### Data for the task
● ● ● ● ●

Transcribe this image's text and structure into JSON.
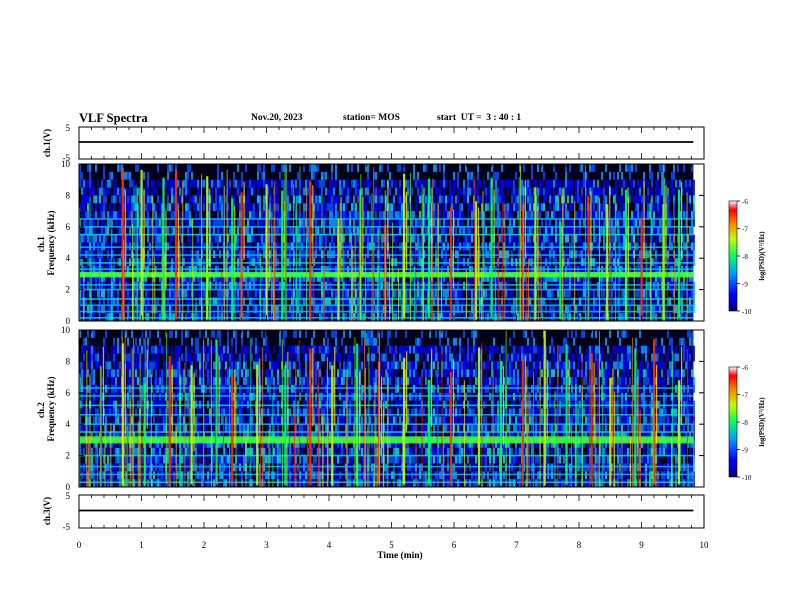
{
  "header": {
    "title": "VLF Spectra",
    "date": "Nov.20, 2023",
    "station": "station= MOS",
    "start": "start  UT =  3 : 40 : 1"
  },
  "chart_data": [
    {
      "type": "line",
      "name": "ch1-voltage",
      "ylabel": "ch.1(V)",
      "ylim": [
        -5,
        5
      ],
      "yticks": [
        "5",
        "-5"
      ],
      "series": [
        {
          "x": [
            0,
            9.83
          ],
          "y": [
            0,
            0
          ]
        }
      ]
    },
    {
      "type": "heatmap",
      "name": "ch1-spectrogram",
      "ylabel": "ch.1\nFrequency (kHz)",
      "ylim": [
        0,
        10
      ],
      "xlim": [
        0,
        9.83
      ],
      "yticks": [
        "0",
        "2",
        "4",
        "6",
        "8",
        "10"
      ],
      "colorbar": {
        "label": "log(PSD)(V²/Hz)",
        "range": [
          -10,
          -6
        ],
        "ticks": [
          "-6",
          "-7",
          "-8",
          "-9",
          "-10"
        ]
      },
      "bands_khz": [
        0.2,
        0.6,
        1.0,
        1.4,
        2.0,
        2.3,
        2.9,
        3.0,
        3.3,
        3.7,
        4.2,
        4.7,
        5.5,
        6.0,
        6.5
      ],
      "bursts_min": [
        0.7,
        1.0,
        1.35,
        1.55,
        2.05,
        2.45,
        2.6,
        3.0,
        3.25,
        3.7,
        4.15,
        4.5,
        4.9,
        5.2,
        5.6,
        5.95,
        6.35,
        6.6,
        7.1,
        7.3,
        7.7,
        8.15,
        8.45,
        8.75,
        9.0,
        9.35,
        9.6
      ]
    },
    {
      "type": "heatmap",
      "name": "ch2-spectrogram",
      "ylabel": "ch.2\nFrequency (kHz)",
      "ylim": [
        0,
        10
      ],
      "xlim": [
        0,
        9.83
      ],
      "yticks": [
        "0",
        "2",
        "4",
        "6",
        "8",
        "10"
      ],
      "colorbar": {
        "label": "log(PSD)(V²/Hz)",
        "range": [
          -10,
          -6
        ],
        "ticks": [
          "-6",
          "-7",
          "-8",
          "-9",
          "-10"
        ]
      },
      "bands_khz": [
        0.3,
        0.8,
        1.3,
        2.0,
        2.9,
        3.1,
        3.5,
        4.0,
        4.6,
        5.2,
        5.8,
        6.3
      ],
      "bursts_min": [
        0.35,
        0.7,
        1.05,
        1.45,
        1.8,
        2.2,
        2.45,
        2.85,
        3.3,
        3.7,
        4.05,
        4.45,
        4.8,
        5.2,
        5.6,
        5.95,
        6.4,
        6.75,
        7.1,
        7.45,
        7.8,
        8.2,
        8.5,
        8.9,
        9.2,
        9.6
      ]
    },
    {
      "type": "line",
      "name": "ch3-voltage",
      "ylabel": "ch.3(V)",
      "ylim": [
        -5,
        5
      ],
      "yticks": [
        "5",
        "-5"
      ],
      "series": [
        {
          "x": [
            0,
            9.83
          ],
          "y": [
            0,
            0
          ]
        }
      ]
    }
  ],
  "xaxis": {
    "label": "Time (min)",
    "xlim": [
      0,
      10
    ],
    "ticks": [
      "0",
      "1",
      "2",
      "3",
      "4",
      "5",
      "6",
      "7",
      "8",
      "9",
      "10"
    ]
  }
}
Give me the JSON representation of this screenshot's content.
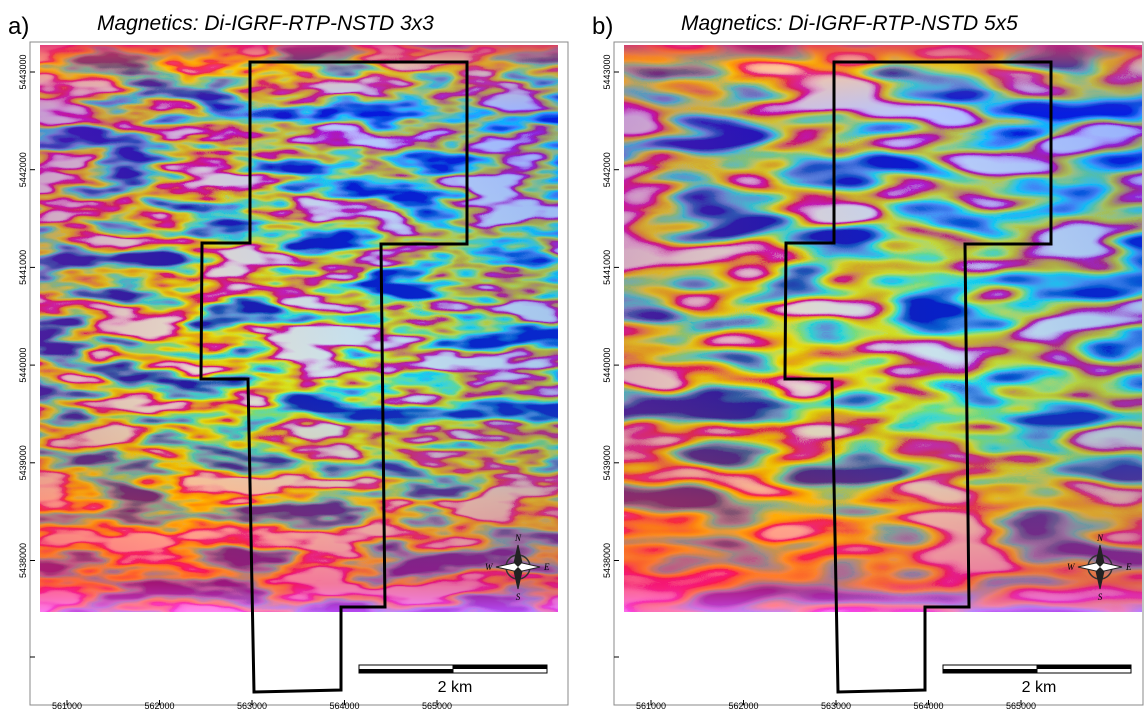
{
  "panels": [
    {
      "label": "a)",
      "title": "Magnetics: Di-IGRF-RTP-NSTD 3x3",
      "x_ticks": [
        "561000",
        "562000",
        "563000",
        "564000",
        "565000"
      ],
      "y_ticks": [
        "5443000",
        "5442000",
        "5441000",
        "5440000",
        "5439000",
        "5438000"
      ],
      "scale_bar": "2 km",
      "compass": {
        "n": "N",
        "e": "E",
        "s": "S",
        "w": "W"
      }
    },
    {
      "label": "b)",
      "title": "Magnetics: Di-IGRF-RTP-NSTD 5x5",
      "x_ticks": [
        "561000",
        "562000",
        "563000",
        "564000",
        "565000"
      ],
      "y_ticks": [
        "5443000",
        "5442000",
        "5441000",
        "5440000",
        "5439000",
        "5438000"
      ],
      "scale_bar": "2 km",
      "compass": {
        "n": "N",
        "e": "E",
        "s": "S",
        "w": "W"
      }
    }
  ]
}
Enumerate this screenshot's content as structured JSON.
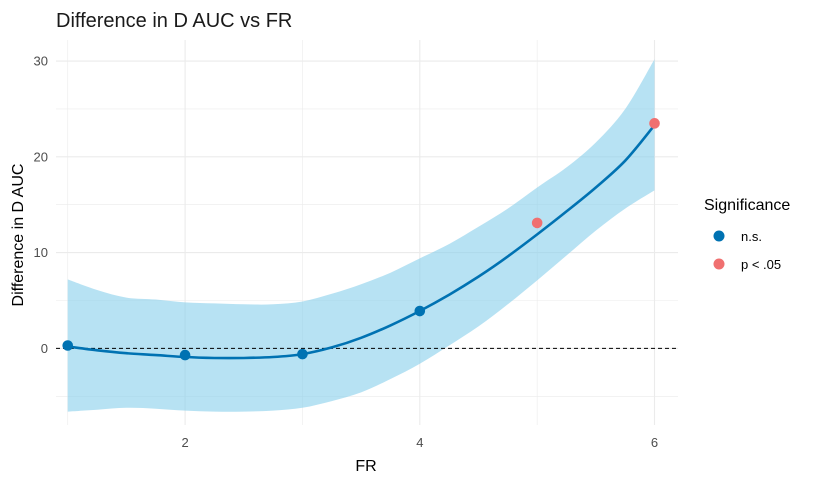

● ● ● ● ●

### Requirement
Output the entries above exactly, without their pictures.

### The completed task
Transcribe this image's text and structure into JSON.
{
  "header": {
    "title": "VLF Spectra",
    "date": "Nov.20, 2023",
    "station": "station= MOS",
    "start": "start  UT =  3 : 40 : 1"
  },
  "chart_data": [
    {
      "type": "line",
      "name": "ch1-voltage",
      "ylabel": "ch.1(V)",
      "ylim": [
        -5,
        5
      ],
      "yticks": [
        "5",
        "-5"
      ],
      "series": [
        {
          "x": [
            0,
            9.83
          ],
          "y": [
            0,
            0
          ]
        }
      ]
    },
    {
      "type": "heatmap",
      "name": "ch1-spectrogram",
      "ylabel": "ch.1\nFrequency (kHz)",
      "ylim": [
        0,
        10
      ],
      "xlim": [
        0,
        9.83
      ],
      "yticks": [
        "0",
        "2",
        "4",
        "6",
        "8",
        "10"
      ],
      "colorbar": {
        "label": "log(PSD)(V²/Hz)",
        "range": [
          -10,
          -6
        ],
        "ticks": [
          "-6",
          "-7",
          "-8",
          "-9",
          "-10"
        ]
      },
      "bands_khz": [
        0.2,
        0.6,
        1.0,
        1.4,
        2.0,
        2.3,
        2.9,
        3.0,
        3.3,
        3.7,
        4.2,
        4.7,
        5.5,
        6.0,
        6.5
      ],
      "bursts_min": [
        0.7,
        1.0,
        1.35,
        1.55,
        2.05,
        2.45,
        2.6,
        3.0,
        3.25,
        3.7,
        4.15,
        4.5,
        4.9,
        5.2,
        5.6,
        5.95,
        6.35,
        6.6,
        7.1,
        7.3,
        7.7,
        8.15,
        8.45,
        8.75,
        9.0,
        9.35,
        9.6
      ]
    },
    {
      "type": "heatmap",
      "name": "ch2-spectrogram",
      "ylabel": "ch.2\nFrequency (kHz)",
      "ylim": [
        0,
        10
      ],
      "xlim": [
        0,
        9.83
      ],
      "yticks": [
        "0",
        "2",
        "4",
        "6",
        "8",
        "10"
      ],
      "colorbar": {
        "label": "log(PSD)(V²/Hz)",
        "range": [
          -10,
          -6
        ],
        "ticks": [
          "-6",
          "-7",
          "-8",
          "-9",
          "-10"
        ]
      },
      "bands_khz": [
        0.3,
        0.8,
        1.3,
        2.0,
        2.9,
        3.1,
        3.5,
        4.0,
        4.6,
        5.2,
        5.8,
        6.3
      ],
      "bursts_min": [
        0.35,
        0.7,
        1.05,
        1.45,
        1.8,
        2.2,
        2.45,
        2.85,
        3.3,
        3.7,
        4.05,
        4.45,
        4.8,
        5.2,
        5.6,
        5.95,
        6.4,
        6.75,
        7.1,
        7.45,
        7.8,
        8.2,
        8.5,
        8.9,
        9.2,
        9.6
      ]
    },
    {
      "type": "line",
      "name": "ch3-voltage",
      "ylabel": "ch.3(V)",
      "ylim": [
        -5,
        5
      ],
      "yticks": [
        "5",
        "-5"
      ],
      "series": [
        {
          "x": [
            0,
            9.83
          ],
          "y": [
            0,
            0
          ]
        }
      ]
    }
  ],
  "xaxis": {
    "label": "Time (min)",
    "xlim": [
      0,
      10
    ],
    "ticks": [
      "0",
      "1",
      "2",
      "3",
      "4",
      "5",
      "6",
      "7",
      "8",
      "9",
      "10"
    ]
  }
}
Give me the JSON representation of this screenshot's content.
{
  "panels": [
    {
      "label": "a)",
      "title": "Magnetics: Di-IGRF-RTP-NSTD 3x3",
      "x_ticks": [
        "561000",
        "562000",
        "563000",
        "564000",
        "565000"
      ],
      "y_ticks": [
        "5443000",
        "5442000",
        "5441000",
        "5440000",
        "5439000",
        "5438000"
      ],
      "scale_bar": "2 km",
      "compass": {
        "n": "N",
        "e": "E",
        "s": "S",
        "w": "W"
      }
    },
    {
      "label": "b)",
      "title": "Magnetics: Di-IGRF-RTP-NSTD 5x5",
      "x_ticks": [
        "561000",
        "562000",
        "563000",
        "564000",
        "565000"
      ],
      "y_ticks": [
        "5443000",
        "5442000",
        "5441000",
        "5440000",
        "5439000",
        "5438000"
      ],
      "scale_bar": "2 km",
      "compass": {
        "n": "N",
        "e": "E",
        "s": "S",
        "w": "W"
      }
    }
  ]
}
Enumerate this screenshot's content as structured JSON.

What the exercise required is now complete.